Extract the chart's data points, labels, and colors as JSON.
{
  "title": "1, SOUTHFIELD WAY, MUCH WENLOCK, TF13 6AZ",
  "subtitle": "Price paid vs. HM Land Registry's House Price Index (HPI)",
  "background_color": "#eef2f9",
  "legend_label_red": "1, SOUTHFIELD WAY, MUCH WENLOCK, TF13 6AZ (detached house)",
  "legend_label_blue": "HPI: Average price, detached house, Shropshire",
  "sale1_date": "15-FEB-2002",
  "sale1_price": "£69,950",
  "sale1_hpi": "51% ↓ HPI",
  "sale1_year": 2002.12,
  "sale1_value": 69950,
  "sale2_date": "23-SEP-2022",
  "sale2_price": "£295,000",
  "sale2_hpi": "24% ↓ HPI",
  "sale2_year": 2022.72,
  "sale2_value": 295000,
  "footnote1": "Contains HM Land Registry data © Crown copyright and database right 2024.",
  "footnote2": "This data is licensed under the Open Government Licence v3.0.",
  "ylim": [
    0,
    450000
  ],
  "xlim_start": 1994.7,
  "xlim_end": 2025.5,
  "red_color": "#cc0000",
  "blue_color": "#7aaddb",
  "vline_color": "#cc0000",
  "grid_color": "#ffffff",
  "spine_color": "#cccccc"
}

※

§ Exercise goal:
The entries above should be repeated exactly, every one of them.

§ Finished exercise:
Extract the chart's data points, labels, and colors as JSON.
{
  "title": "1, SOUTHFIELD WAY, MUCH WENLOCK, TF13 6AZ",
  "subtitle": "Price paid vs. HM Land Registry's House Price Index (HPI)",
  "background_color": "#eef2f9",
  "legend_label_red": "1, SOUTHFIELD WAY, MUCH WENLOCK, TF13 6AZ (detached house)",
  "legend_label_blue": "HPI: Average price, detached house, Shropshire",
  "sale1_date": "15-FEB-2002",
  "sale1_price": "£69,950",
  "sale1_hpi": "51% ↓ HPI",
  "sale1_year": 2002.12,
  "sale1_value": 69950,
  "sale2_date": "23-SEP-2022",
  "sale2_price": "£295,000",
  "sale2_hpi": "24% ↓ HPI",
  "sale2_year": 2022.72,
  "sale2_value": 295000,
  "footnote1": "Contains HM Land Registry data © Crown copyright and database right 2024.",
  "footnote2": "This data is licensed under the Open Government Licence v3.0.",
  "ylim": [
    0,
    450000
  ],
  "xlim_start": 1994.7,
  "xlim_end": 2025.5,
  "red_color": "#cc0000",
  "blue_color": "#7aaddb",
  "vline_color": "#cc0000",
  "grid_color": "#ffffff",
  "spine_color": "#cccccc"
}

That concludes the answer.